[Begin MATERIAL PROVIDED]

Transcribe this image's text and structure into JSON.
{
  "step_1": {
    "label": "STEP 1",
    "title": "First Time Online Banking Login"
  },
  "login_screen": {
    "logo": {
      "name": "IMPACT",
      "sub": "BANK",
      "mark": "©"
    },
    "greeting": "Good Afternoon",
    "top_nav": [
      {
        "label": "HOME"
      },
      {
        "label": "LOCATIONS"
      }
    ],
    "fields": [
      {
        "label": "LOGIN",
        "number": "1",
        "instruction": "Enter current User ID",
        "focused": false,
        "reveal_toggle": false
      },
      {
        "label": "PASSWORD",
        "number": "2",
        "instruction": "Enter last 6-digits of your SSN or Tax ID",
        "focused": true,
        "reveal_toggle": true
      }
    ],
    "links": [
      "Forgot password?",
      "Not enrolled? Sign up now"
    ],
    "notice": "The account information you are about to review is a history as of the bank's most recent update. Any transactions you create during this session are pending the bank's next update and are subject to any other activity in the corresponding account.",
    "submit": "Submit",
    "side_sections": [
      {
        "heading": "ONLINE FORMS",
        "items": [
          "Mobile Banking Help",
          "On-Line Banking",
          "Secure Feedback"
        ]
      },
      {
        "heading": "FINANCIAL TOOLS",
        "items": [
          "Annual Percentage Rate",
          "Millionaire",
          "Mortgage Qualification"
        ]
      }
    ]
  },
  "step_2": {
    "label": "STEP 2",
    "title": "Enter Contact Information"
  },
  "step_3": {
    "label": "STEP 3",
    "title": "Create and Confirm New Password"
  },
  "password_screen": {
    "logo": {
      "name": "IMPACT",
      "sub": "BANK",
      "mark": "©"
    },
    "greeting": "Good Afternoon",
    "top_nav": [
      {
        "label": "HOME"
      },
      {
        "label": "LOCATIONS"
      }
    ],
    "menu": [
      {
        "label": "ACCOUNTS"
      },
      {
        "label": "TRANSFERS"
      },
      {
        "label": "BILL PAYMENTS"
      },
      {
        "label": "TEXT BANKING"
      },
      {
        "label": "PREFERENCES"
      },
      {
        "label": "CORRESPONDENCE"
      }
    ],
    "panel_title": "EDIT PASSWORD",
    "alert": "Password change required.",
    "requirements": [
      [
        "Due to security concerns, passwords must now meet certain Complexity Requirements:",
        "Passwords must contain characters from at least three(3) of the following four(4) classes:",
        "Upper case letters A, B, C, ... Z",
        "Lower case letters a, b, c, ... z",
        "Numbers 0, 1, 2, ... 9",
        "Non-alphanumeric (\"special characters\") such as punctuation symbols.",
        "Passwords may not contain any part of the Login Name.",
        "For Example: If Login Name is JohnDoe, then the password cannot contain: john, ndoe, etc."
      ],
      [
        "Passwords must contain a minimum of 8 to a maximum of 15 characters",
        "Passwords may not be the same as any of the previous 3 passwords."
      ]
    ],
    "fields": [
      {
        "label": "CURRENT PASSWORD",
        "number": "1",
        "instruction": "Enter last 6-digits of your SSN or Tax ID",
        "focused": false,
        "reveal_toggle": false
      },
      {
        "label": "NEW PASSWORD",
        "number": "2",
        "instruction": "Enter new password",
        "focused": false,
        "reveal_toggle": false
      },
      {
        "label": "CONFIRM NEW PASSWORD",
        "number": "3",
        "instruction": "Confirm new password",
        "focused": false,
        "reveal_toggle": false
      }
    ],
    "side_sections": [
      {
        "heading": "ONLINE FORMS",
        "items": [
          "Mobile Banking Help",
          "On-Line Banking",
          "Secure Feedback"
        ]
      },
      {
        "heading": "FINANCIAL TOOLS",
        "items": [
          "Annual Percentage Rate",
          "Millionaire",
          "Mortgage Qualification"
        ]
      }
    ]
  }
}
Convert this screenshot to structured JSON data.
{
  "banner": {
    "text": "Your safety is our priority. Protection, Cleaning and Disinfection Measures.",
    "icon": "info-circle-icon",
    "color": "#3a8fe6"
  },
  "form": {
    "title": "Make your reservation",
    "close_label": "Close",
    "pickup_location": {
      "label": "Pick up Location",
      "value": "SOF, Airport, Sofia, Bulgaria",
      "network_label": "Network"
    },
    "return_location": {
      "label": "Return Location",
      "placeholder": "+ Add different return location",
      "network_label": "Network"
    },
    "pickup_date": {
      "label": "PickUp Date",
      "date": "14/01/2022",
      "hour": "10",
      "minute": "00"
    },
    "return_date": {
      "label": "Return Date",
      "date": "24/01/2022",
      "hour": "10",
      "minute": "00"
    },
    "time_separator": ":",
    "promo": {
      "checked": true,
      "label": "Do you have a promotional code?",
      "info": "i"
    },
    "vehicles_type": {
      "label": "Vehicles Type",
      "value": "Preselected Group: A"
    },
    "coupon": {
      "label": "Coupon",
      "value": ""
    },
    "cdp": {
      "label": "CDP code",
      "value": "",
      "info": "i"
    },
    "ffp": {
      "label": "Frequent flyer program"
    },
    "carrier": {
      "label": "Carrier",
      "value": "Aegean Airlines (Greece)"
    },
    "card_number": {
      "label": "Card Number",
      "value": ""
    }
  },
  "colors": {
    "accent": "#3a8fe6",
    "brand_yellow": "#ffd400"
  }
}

[End MATERIAL PROVIDED]

__WHAT TO WORK ON__
Collect every line above that contains the word "true".

__PROBLEM SOLUTION__
        "focused": true,
        "reveal_toggle": true
      "checked": true,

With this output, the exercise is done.